[Task objective] Write out all of the data without omission, exactly as shown.

(Stored items)
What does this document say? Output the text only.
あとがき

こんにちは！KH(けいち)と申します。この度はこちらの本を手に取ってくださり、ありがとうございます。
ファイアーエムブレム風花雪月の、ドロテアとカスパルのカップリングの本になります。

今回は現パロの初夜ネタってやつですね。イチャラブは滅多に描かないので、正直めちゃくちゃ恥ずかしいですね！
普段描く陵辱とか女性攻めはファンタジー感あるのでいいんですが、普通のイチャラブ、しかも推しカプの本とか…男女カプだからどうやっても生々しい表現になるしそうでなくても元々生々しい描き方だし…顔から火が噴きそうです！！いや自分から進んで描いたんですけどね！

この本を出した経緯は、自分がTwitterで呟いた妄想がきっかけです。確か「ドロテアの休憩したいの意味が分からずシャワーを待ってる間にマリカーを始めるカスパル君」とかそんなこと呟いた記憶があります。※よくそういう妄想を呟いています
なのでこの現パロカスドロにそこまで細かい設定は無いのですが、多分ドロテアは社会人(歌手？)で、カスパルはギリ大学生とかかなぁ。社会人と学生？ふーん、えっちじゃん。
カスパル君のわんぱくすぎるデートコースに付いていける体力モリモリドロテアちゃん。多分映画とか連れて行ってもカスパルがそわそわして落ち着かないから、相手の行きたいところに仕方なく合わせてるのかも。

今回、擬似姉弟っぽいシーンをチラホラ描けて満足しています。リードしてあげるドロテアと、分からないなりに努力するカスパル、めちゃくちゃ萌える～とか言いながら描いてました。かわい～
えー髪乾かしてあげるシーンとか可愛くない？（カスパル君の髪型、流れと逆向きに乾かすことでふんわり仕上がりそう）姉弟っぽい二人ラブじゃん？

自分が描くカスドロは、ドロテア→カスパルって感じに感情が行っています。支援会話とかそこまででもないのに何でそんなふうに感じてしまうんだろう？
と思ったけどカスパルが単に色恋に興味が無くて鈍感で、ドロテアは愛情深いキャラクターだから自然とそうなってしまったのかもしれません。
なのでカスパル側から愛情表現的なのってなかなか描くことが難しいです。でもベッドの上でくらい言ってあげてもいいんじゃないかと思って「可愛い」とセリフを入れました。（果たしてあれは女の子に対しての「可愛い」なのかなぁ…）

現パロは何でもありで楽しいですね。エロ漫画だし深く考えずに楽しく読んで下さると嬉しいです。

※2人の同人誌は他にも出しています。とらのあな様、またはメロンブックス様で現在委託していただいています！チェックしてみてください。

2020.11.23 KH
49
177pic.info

[Written response]
What does this document say? Output the text only.
あとがき

こんにちは！KH(けいち)と申します。この度はこちらの本を手に取ってくださり、ありがとうございます。
ファイアーエムブレム風花雪月の、ドロテアとカスパルのカップリングの本になります。

今回は現パロの初夜ネタってやつですね。イチャラブは滅多に描かないので、正直めちゃくちゃ恥ずかしいですね！
普段描く陵辱とか女性攻めはファンタジー感あるのでいいんですが、普通のイチャラブ、しかも推しカプの本とか…男女カプだからどうやっても生々しい表現になるしそうでなくても元々生々しい描き方だし…顔から火が噴きそうです！！いや自分から進んで描いたんですけどね！

この本を出した経緯は、自分がTwitterで呟いた妄想がきっかけです。確か「ドロテアの休憩したいの意味が分からずシャワーを待ってる間にマリカーを始めるカスパル君」とかそんなこと呟いた記憶があります。※よくそういう妄想を呟いています
なのでこの現パロカスドロにそこまで細かい設定は無いのですが、多分ドロテアは社会人(歌手？)で、カスパルはギリ大学生とかかなぁ。社会人と学生？ふーん、えっちじゃん。
カスパル君のわんぱくすぎるデートコースに付いていける体力モリモリドロテアちゃん。多分映画とか連れて行ってもカスパルがそわそわして落ち着かないから、相手の行きたいところに仕方なく合わせてるのかも。

今回、擬似姉弟っぽいシーンをチラホラ描けて満足しています。リードしてあげるドロテアと、分からないなりに努力するカスパル、めちゃくちゃ萌える～とか言いながら描いてました。かわい～
えー髪乾かしてあげるシーンとか可愛くない？（カスパル君の髪型、流れと逆向きに乾かすことでふんわり仕上がりそう）姉弟っぽい二人ラブじゃん？

自分が描くカスドロは、ドロテア→カスパルって感じに感情が行っています。支援会話とかそこまででもないのに何でそんなふうに感じてしまうんだろう？
と思ったけどカスパルが単に色恋に興味が無くて鈍感で、ドロテアは愛情深いキャラクターだから自然とそうなってしまったのかもしれません。
なのでカスパル側から愛情表現的なのってなかなか描くことが難しいです。でもベッドの上でくらい言ってあげてもいいんじゃないかと思って「可愛い」とセリフを入れました。（果たしてあれは女の子に対しての「可愛い」なのかなぁ…）

現パロは何でもありで楽しいですね。エロ漫画だし深く考えずに楽しく読んで下さると嬉しいです。

※2人の同人誌は他にも出しています。とらのあな様、またはメロンブックス様で現在委託していただいています！チェックしてみてください。

2020.11.23 KH
49
177pic.info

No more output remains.